*EXERCISE DETAILS*
Restate the records below word for word.

(Records about charts and figures)
- - -
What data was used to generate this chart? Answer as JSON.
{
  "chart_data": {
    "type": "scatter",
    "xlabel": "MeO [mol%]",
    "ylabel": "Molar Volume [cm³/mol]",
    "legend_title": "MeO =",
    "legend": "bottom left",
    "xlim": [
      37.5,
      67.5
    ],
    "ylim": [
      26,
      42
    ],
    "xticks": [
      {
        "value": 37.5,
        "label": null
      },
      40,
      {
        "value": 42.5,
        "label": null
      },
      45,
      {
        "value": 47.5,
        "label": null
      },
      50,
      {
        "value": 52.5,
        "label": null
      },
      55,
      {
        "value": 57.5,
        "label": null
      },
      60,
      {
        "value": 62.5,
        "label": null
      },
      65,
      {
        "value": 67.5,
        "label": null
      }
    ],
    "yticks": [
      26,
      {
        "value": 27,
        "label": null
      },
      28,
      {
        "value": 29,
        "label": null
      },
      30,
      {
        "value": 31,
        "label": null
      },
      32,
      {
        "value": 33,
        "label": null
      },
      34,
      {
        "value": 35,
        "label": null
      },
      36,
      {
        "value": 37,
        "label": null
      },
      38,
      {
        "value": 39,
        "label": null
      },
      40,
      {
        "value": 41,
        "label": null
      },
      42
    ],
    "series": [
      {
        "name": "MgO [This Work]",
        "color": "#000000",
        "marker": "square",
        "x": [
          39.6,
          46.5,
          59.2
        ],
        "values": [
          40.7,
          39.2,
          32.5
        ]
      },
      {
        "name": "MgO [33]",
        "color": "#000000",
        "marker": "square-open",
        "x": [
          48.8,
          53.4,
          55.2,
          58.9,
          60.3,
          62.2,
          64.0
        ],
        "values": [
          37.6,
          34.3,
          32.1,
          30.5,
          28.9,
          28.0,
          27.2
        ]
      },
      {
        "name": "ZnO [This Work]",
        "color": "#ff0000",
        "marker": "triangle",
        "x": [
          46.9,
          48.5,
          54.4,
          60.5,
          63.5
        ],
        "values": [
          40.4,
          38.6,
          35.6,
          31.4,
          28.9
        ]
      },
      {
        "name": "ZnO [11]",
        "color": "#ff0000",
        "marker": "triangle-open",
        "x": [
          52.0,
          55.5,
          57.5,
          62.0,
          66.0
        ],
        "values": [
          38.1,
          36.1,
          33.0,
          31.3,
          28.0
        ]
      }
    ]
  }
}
- - -
*RESULT OF THIS EXERCISE*
What data was used to generate this chart? Answer as JSON.
{
  "chart_data": {
    "type": "scatter",
    "xlabel": "MeO [mol%]",
    "ylabel": "Molar Volume [cm³/mol]",
    "legend_title": "MeO =",
    "legend": "bottom left",
    "xlim": [
      37.5,
      67.5
    ],
    "ylim": [
      26,
      42
    ],
    "xticks": [
      {
        "value": 37.5,
        "label": null
      },
      40,
      {
        "value": 42.5,
        "label": null
      },
      45,
      {
        "value": 47.5,
        "label": null
      },
      50,
      {
        "value": 52.5,
        "label": null
      },
      55,
      {
        "value": 57.5,
        "label": null
      },
      60,
      {
        "value": 62.5,
        "label": null
      },
      65,
      {
        "value": 67.5,
        "label": null
      }
    ],
    "yticks": [
      26,
      {
        "value": 27,
        "label": null
      },
      28,
      {
        "value": 29,
        "label": null
      },
      30,
      {
        "value": 31,
        "label": null
      },
      32,
      {
        "value": 33,
        "label": null
      },
      34,
      {
        "value": 35,
        "label": null
      },
      36,
      {
        "value": 37,
        "label": null
      },
      38,
      {
        "value": 39,
        "label": null
      },
      40,
      {
        "value": 41,
        "label": null
      },
      42
    ],
    "series": [
      {
        "name": "MgO [This Work]",
        "color": "#000000",
        "marker": "square",
        "x": [
          39.6,
          46.5,
          59.2
        ],
        "values": [
          40.7,
          39.2,
          32.5
        ]
      },
      {
        "name": "MgO [33]",
        "color": "#000000",
        "marker": "square-open",
        "x": [
          48.8,
          53.4,
          55.2,
          58.9,
          60.3,
          62.2,
          64.0
        ],
        "values": [
          37.6,
          34.3,
          32.1,
          30.5,
          28.9,
          28.0,
          27.2
        ]
      },
      {
        "name": "ZnO [This Work]",
        "color": "#ff0000",
        "marker": "triangle",
        "x": [
          46.9,
          48.5,
          54.4,
          60.5,
          63.5
        ],
        "values": [
          40.4,
          38.6,
          35.6,
          31.4,
          28.9
        ]
      },
      {
        "name": "ZnO [11]",
        "color": "#ff0000",
        "marker": "triangle-open",
        "x": [
          52.0,
          55.5,
          57.5,
          62.0,
          66.0
        ],
        "values": [
          38.1,
          36.1,
          33.0,
          31.3,
          28.0
        ]
      }
    ]
  }
}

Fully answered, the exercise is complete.